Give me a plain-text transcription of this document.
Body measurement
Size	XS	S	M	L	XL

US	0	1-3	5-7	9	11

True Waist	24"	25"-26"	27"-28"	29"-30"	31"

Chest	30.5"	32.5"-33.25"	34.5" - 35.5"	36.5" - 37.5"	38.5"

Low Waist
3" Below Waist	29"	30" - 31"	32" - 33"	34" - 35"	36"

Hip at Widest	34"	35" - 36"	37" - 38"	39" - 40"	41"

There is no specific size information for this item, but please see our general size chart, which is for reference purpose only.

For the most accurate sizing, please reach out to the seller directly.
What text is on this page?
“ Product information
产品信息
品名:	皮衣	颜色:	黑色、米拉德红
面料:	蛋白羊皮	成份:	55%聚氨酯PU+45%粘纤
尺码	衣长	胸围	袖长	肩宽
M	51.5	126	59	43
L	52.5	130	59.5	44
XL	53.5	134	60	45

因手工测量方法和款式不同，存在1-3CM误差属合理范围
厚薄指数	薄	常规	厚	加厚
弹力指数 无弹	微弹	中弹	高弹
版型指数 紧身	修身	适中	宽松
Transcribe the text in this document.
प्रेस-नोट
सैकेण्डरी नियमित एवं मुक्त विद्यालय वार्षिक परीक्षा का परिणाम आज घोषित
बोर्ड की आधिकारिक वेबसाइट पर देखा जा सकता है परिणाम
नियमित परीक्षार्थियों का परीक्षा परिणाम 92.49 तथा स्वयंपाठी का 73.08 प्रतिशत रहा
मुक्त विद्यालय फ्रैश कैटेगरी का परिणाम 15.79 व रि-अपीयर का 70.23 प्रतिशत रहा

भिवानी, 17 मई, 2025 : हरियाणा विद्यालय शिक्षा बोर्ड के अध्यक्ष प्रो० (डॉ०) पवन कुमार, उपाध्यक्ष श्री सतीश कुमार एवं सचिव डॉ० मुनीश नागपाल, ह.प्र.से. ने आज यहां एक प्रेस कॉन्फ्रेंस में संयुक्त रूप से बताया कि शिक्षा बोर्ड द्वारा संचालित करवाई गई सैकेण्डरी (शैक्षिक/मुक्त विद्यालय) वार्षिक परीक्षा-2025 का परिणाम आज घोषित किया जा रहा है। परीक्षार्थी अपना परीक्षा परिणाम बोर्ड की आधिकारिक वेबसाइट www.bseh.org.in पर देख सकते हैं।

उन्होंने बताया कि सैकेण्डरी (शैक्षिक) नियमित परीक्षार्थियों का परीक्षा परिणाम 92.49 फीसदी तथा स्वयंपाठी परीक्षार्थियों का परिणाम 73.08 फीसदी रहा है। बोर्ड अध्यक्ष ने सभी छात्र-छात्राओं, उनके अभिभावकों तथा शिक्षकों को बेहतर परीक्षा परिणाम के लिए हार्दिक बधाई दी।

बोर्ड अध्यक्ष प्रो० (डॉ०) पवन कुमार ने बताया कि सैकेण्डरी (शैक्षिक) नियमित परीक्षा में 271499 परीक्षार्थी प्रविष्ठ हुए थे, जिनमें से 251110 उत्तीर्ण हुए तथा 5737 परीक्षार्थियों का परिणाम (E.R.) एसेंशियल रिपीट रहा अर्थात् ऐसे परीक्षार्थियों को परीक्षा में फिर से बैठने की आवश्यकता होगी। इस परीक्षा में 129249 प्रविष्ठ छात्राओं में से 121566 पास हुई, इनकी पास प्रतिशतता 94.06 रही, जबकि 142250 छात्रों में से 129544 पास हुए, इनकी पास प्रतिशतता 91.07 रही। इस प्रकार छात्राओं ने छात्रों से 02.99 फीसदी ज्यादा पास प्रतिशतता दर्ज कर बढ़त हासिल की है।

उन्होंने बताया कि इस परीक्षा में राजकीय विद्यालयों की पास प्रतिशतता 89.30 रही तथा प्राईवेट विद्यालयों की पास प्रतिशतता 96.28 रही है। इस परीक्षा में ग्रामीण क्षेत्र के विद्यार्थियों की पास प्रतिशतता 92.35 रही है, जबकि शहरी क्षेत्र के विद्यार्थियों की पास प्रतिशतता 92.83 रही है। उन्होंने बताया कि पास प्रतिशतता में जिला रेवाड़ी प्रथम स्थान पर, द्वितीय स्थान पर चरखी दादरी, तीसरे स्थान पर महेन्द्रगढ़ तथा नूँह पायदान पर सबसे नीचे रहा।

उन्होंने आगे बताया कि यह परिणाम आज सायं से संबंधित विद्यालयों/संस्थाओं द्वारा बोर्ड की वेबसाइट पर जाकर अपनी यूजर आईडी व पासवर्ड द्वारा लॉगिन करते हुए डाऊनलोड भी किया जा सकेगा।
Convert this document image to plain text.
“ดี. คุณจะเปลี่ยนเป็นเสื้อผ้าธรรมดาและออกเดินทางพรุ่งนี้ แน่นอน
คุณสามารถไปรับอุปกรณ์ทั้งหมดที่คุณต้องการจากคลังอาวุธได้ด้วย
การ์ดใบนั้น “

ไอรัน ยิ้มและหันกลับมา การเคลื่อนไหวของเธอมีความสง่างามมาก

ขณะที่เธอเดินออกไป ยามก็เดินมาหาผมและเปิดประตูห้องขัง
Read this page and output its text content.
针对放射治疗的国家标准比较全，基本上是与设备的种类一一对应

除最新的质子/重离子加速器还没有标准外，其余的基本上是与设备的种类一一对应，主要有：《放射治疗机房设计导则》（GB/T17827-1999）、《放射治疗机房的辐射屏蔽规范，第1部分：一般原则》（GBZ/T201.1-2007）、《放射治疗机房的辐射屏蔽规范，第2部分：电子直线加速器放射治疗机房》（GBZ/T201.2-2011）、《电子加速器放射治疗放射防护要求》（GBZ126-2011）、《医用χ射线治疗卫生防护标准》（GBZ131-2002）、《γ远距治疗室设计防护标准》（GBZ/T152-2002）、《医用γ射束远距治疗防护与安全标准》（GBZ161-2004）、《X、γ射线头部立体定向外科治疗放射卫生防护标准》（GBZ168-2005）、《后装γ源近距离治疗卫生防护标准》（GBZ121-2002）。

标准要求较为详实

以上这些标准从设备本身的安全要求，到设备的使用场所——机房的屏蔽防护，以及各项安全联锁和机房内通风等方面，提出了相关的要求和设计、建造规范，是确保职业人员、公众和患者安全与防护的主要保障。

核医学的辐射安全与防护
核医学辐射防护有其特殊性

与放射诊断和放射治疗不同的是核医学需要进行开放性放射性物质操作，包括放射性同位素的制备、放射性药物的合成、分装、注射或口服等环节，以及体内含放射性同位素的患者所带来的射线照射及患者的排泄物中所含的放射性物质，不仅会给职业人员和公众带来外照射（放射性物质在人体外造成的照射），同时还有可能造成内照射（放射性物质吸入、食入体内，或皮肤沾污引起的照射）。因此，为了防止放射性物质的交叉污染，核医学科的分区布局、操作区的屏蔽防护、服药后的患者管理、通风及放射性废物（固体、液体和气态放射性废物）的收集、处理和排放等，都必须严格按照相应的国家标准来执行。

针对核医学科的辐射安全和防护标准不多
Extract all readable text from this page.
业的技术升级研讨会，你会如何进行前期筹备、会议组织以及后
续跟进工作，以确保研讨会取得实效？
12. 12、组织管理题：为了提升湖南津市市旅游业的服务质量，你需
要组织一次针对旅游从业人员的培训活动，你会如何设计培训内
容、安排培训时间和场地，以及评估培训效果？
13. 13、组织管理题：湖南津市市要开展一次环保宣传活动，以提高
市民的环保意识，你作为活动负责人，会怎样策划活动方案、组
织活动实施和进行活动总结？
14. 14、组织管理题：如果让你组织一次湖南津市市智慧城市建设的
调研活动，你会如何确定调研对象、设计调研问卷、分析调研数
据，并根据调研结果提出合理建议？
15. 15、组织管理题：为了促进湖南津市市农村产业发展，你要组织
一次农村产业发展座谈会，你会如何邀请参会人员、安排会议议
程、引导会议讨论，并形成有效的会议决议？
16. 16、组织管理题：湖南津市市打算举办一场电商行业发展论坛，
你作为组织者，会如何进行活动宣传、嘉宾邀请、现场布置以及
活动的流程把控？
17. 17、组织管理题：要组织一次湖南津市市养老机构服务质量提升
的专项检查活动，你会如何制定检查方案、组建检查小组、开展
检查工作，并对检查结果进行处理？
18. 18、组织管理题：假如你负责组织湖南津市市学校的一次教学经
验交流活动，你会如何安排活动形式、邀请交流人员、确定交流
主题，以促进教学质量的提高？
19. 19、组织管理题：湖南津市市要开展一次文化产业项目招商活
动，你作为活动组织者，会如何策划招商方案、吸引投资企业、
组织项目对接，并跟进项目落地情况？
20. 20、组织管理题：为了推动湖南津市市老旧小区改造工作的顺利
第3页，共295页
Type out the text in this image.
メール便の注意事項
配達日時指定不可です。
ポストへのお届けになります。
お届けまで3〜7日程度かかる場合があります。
* * * * * * * * *
# [What this task involves]
Extract all lines that hold the word "text".

# [Answer below]
Give me a plain-text transcription of this document.
What text is on this page?
Transcribe the text in this document.
Convert this document image to plain text.
Read this page and output its text content.
Extract all readable text from this page.
Type out the text in this image.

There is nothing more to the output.